[Records contained in a dataset]
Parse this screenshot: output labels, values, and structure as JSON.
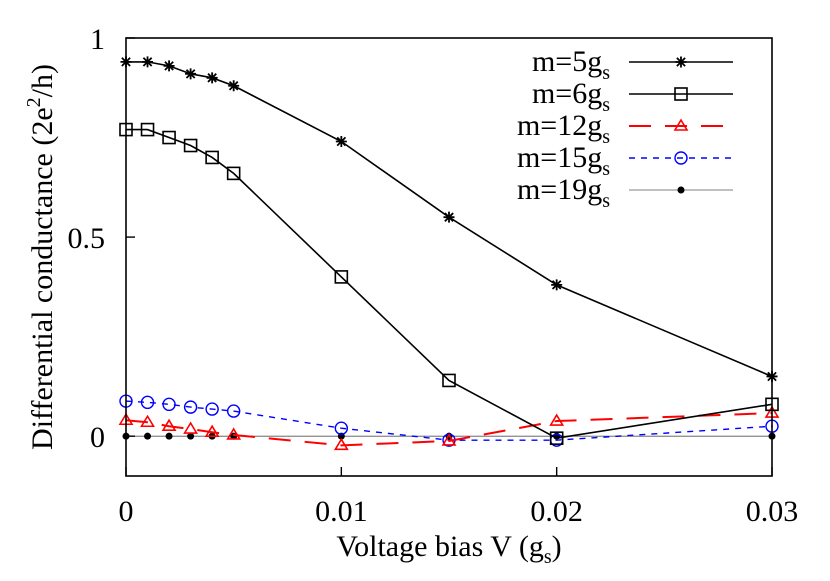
{
  "chart_data": {
    "type": "line",
    "title": "",
    "xlabel": "Voltage bias V (g_s)",
    "ylabel": "Differential conductance (2e^2/h)",
    "xlim": [
      0,
      0.03
    ],
    "ylim": [
      -0.1,
      1.0
    ],
    "xticks": [
      0,
      0.01,
      0.02,
      0.03
    ],
    "xtick_labels": [
      "0",
      "0.01",
      "0.02",
      "0.03"
    ],
    "yticks": [
      0,
      0.5,
      1
    ],
    "ytick_labels": [
      "0",
      "0.5",
      "1"
    ],
    "grid": false,
    "legend_position": "upper right",
    "x": [
      0,
      0.001,
      0.002,
      0.003,
      0.004,
      0.005,
      0.01,
      0.015,
      0.02,
      0.03
    ],
    "series": [
      {
        "name": "m=5g_s",
        "label_main": "m=5g",
        "label_sub": "s",
        "color": "#000000",
        "dash": "none",
        "marker": "star",
        "width": 1.6,
        "values": [
          0.94,
          0.94,
          0.93,
          0.91,
          0.9,
          0.88,
          0.74,
          0.55,
          0.38,
          0.15
        ]
      },
      {
        "name": "m=6g_s",
        "label_main": "m=6g",
        "label_sub": "s",
        "color": "#000000",
        "dash": "none",
        "marker": "square",
        "width": 1.6,
        "values": [
          0.77,
          0.77,
          0.75,
          0.73,
          0.7,
          0.66,
          0.4,
          0.14,
          -0.005,
          0.08
        ]
      },
      {
        "name": "m=12g_s",
        "label_main": "m=12g",
        "label_sub": "s",
        "color": "#ff0000",
        "dash": "22 14",
        "marker": "triangle",
        "width": 2,
        "values": [
          0.04,
          0.035,
          0.025,
          0.018,
          0.01,
          0.003,
          -0.023,
          -0.012,
          0.038,
          0.058
        ]
      },
      {
        "name": "m=15g_s",
        "label_main": "m=15g",
        "label_sub": "s",
        "color": "#0000ff",
        "dash": "6 6",
        "marker": "circle",
        "width": 1.4,
        "values": [
          0.088,
          0.085,
          0.08,
          0.073,
          0.068,
          0.063,
          0.02,
          -0.01,
          -0.01,
          0.025
        ]
      },
      {
        "name": "m=19g_s",
        "label_main": "m=19g",
        "label_sub": "s",
        "color": "#000000",
        "dash": "none",
        "marker": "dot",
        "width": 0.8,
        "values": [
          0,
          0,
          0,
          0,
          0,
          0,
          0,
          0,
          0,
          0
        ]
      }
    ]
  },
  "axes": {
    "xlabel_main": "Voltage bias V (g",
    "xlabel_sub": "s",
    "xlabel_end": ")",
    "ylabel_main": "Differential conductance (2e",
    "ylabel_sup": "2",
    "ylabel_end": "/h)"
  }
}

Set problem: Review the preceding data and report every line that includes the string "marker".

Written response:
        "marker": "star",
        "marker": "square",
        "marker": "triangle",
        "marker": "circle",
        "marker": "dot",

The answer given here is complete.